The records underneath are to be repeated exactly, with the pictures left out.

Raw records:
■ ■ ■ ■ ■

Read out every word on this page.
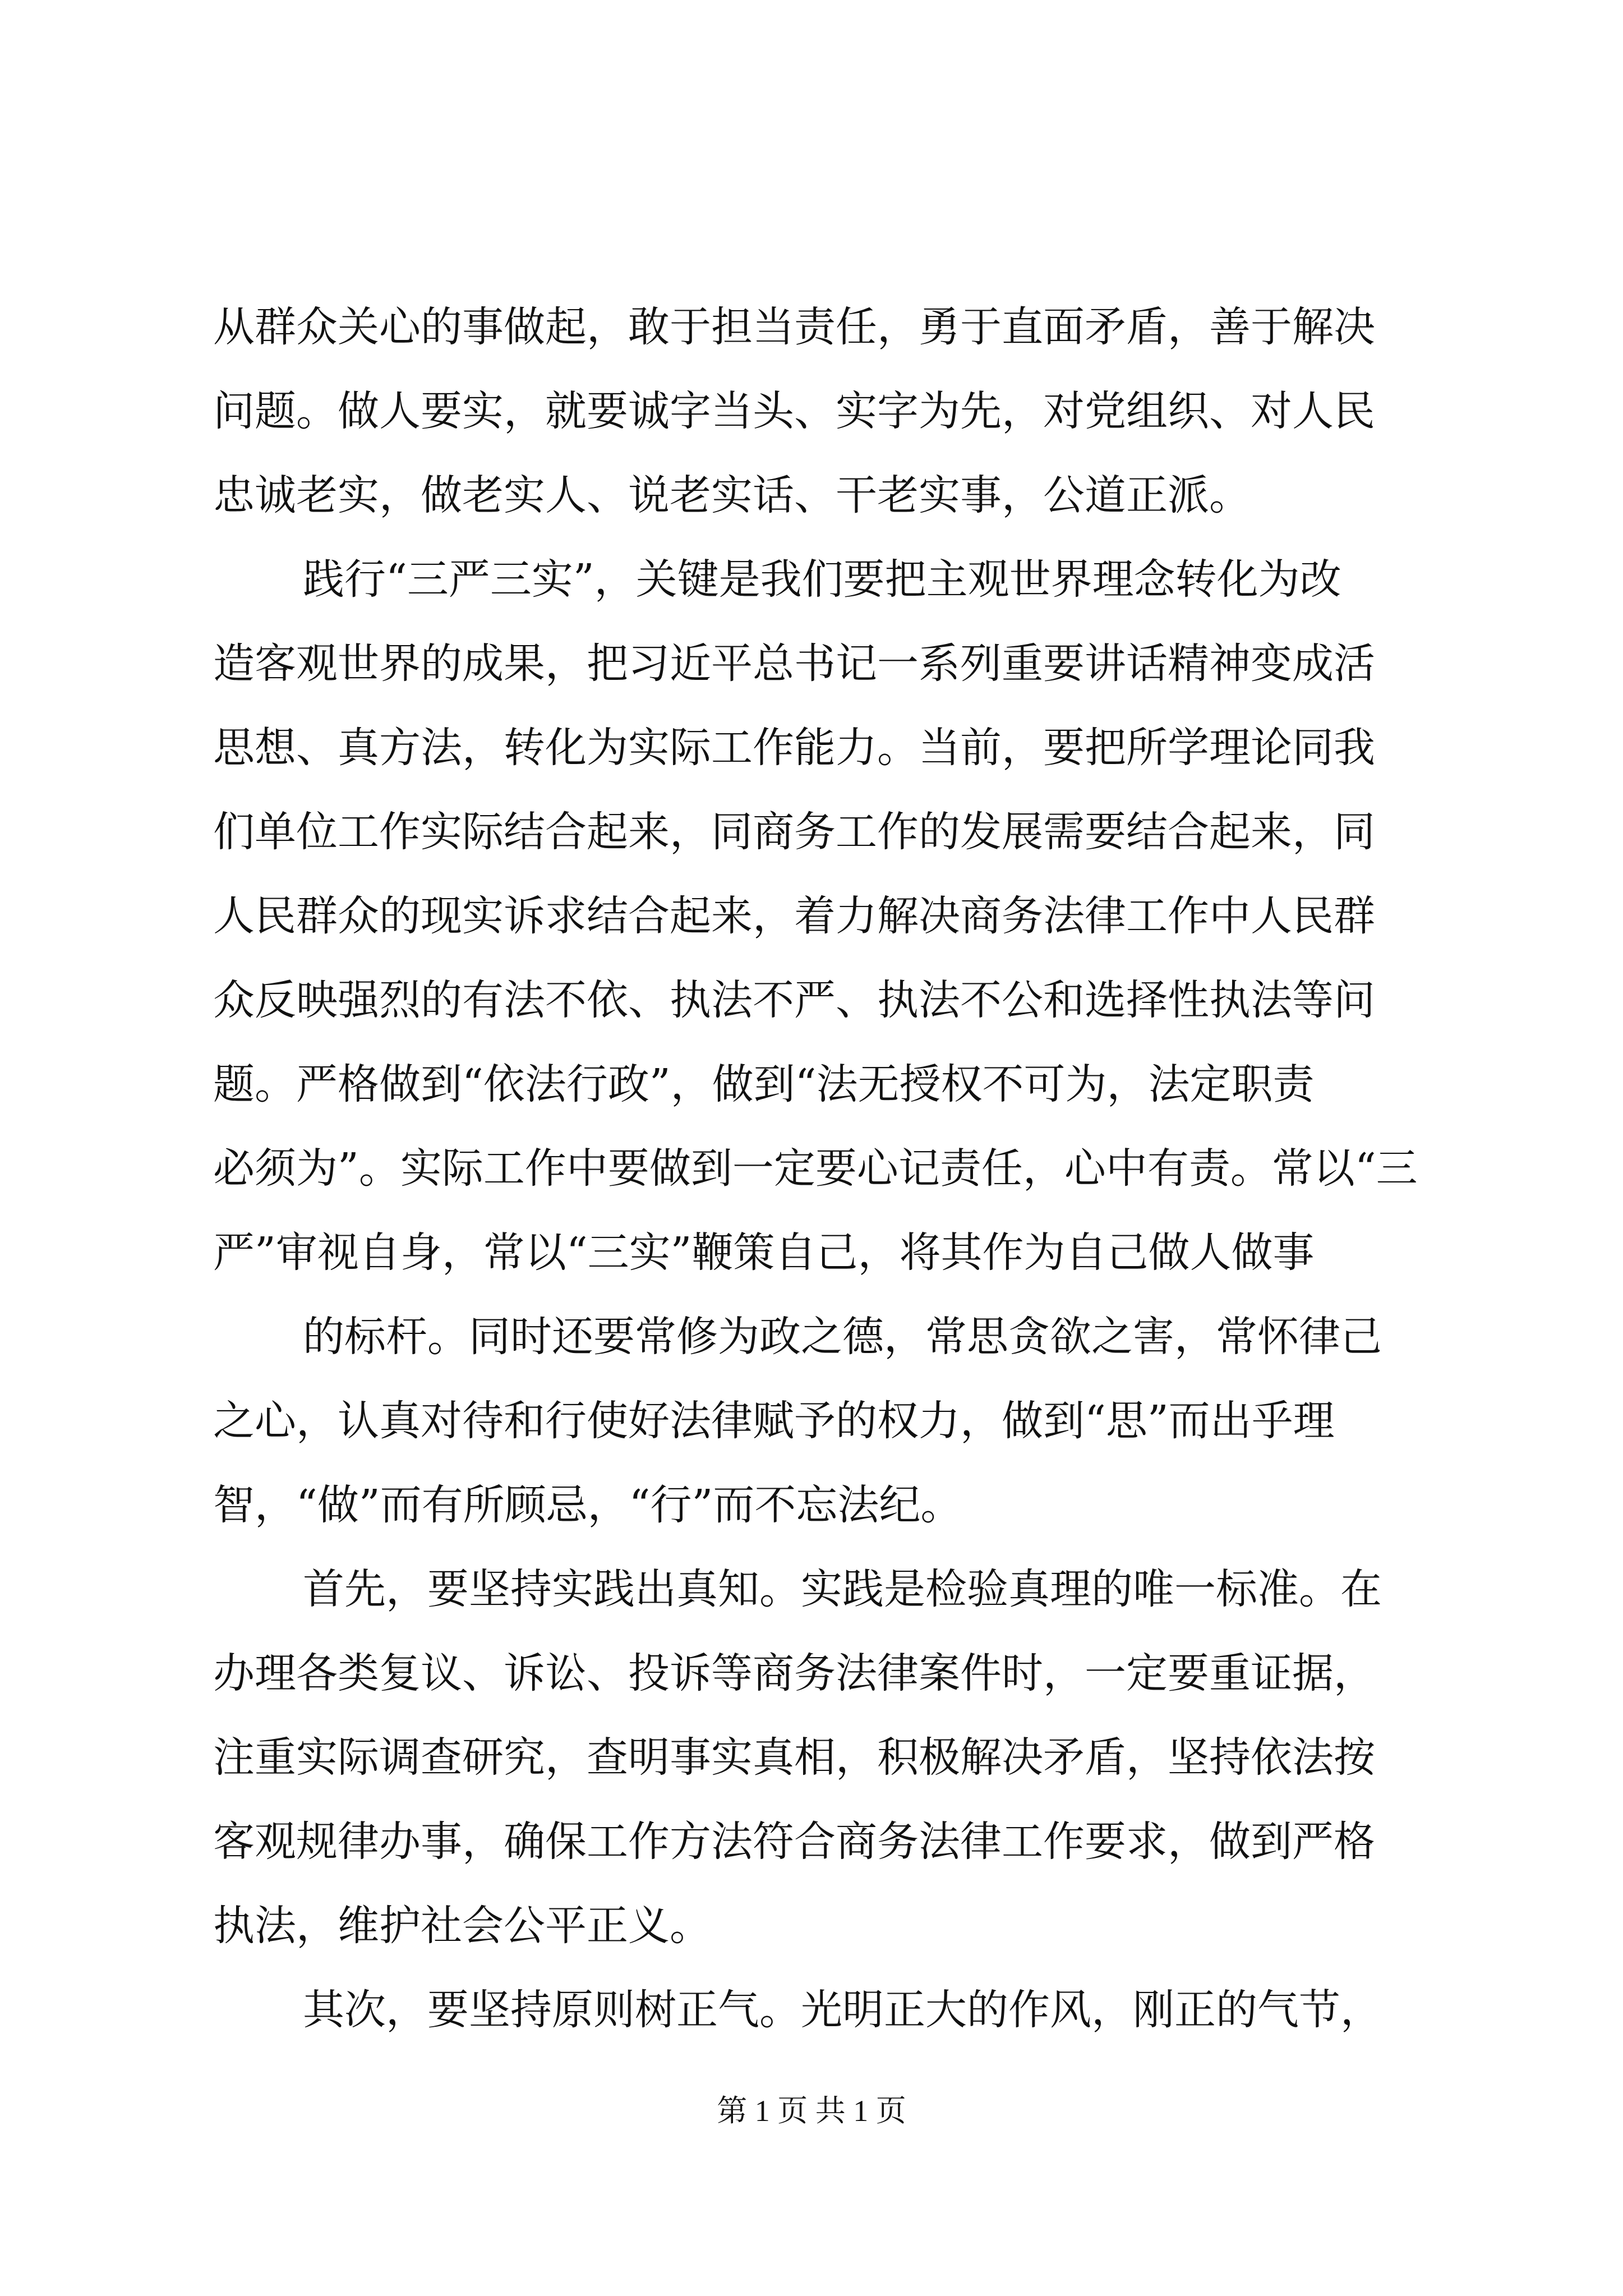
从群众关心的事做起，敢于担当责任，勇于直面矛盾，善于解决
问题。做人要实，就要诚字当头、实字为先，对党组织、对人民
忠诚老实，做老实人、说老实话、干老实事，公道正派。
践行“三严三实”，关键是我们要把主观世界理念转化为改
造客观世界的成果，把习近平总书记一系列重要讲话精神变成活
思想、真方法，转化为实际工作能力。当前，要把所学理论同我
们单位工作实际结合起来，同商务工作的发展需要结合起来，同
人民群众的现实诉求结合起来，着力解决商务法律工作中人民群
众反映强烈的有法不依、执法不严、执法不公和选择性执法等问
题。严格做到“依法行政”，做到“法无授权不可为，法定职责
必须为”。实际工作中要做到一定要心记责任，心中有责。常以“三
严”审视自身，常以“三实”鞭策自己，将其作为自己做人做事
的标杆。同时还要常修为政之德，常思贪欲之害，常怀律己
之心，认真对待和行使好法律赋予的权力，做到“思”而出乎理
智，“做”而有所顾忌，“行”而不忘法纪。
首先，要坚持实践出真知。实践是检验真理的唯一标准。在
办理各类复议、诉讼、投诉等商务法律案件时，一定要重证据，
注重实际调查研究，查明事实真相，积极解决矛盾，坚持依法按
客观规律办事，确保工作方法符合商务法律工作要求，做到严格
执法，维护社会公平正义。
其次，要坚持原则树正气。光明正大的作风，刚正的气节，
第 1 页 共 1 页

■ ■ ■ ■ ■

RESULT OF THIS EXERCISE
Read out every word on this page.
从群众关心的事做起，敢于担当责任，勇于直面矛盾，善于解决
问题。做人要实，就要诚字当头、实字为先，对党组织、对人民
忠诚老实，做老实人、说老实话、干老实事，公道正派。
践行“三严三实”，关键是我们要把主观世界理念转化为改
造客观世界的成果，把习近平总书记一系列重要讲话精神变成活
思想、真方法，转化为实际工作能力。当前，要把所学理论同我
们单位工作实际结合起来，同商务工作的发展需要结合起来，同
人民群众的现实诉求结合起来，着力解决商务法律工作中人民群
众反映强烈的有法不依、执法不严、执法不公和选择性执法等问
题。严格做到“依法行政”，做到“法无授权不可为，法定职责
必须为”。实际工作中要做到一定要心记责任，心中有责。常以“三
严”审视自身，常以“三实”鞭策自己，将其作为自己做人做事
的标杆。同时还要常修为政之德，常思贪欲之害，常怀律己
之心，认真对待和行使好法律赋予的权力，做到“思”而出乎理
智，“做”而有所顾忌，“行”而不忘法纪。
首先，要坚持实践出真知。实践是检验真理的唯一标准。在
办理各类复议、诉讼、投诉等商务法律案件时，一定要重证据，
注重实际调查研究，查明事实真相，积极解决矛盾，坚持依法按
客观规律办事，确保工作方法符合商务法律工作要求，做到严格
执法，维护社会公平正义。
其次，要坚持原则树正气。光明正大的作风，刚正的气节，
第 1 页 共 1 页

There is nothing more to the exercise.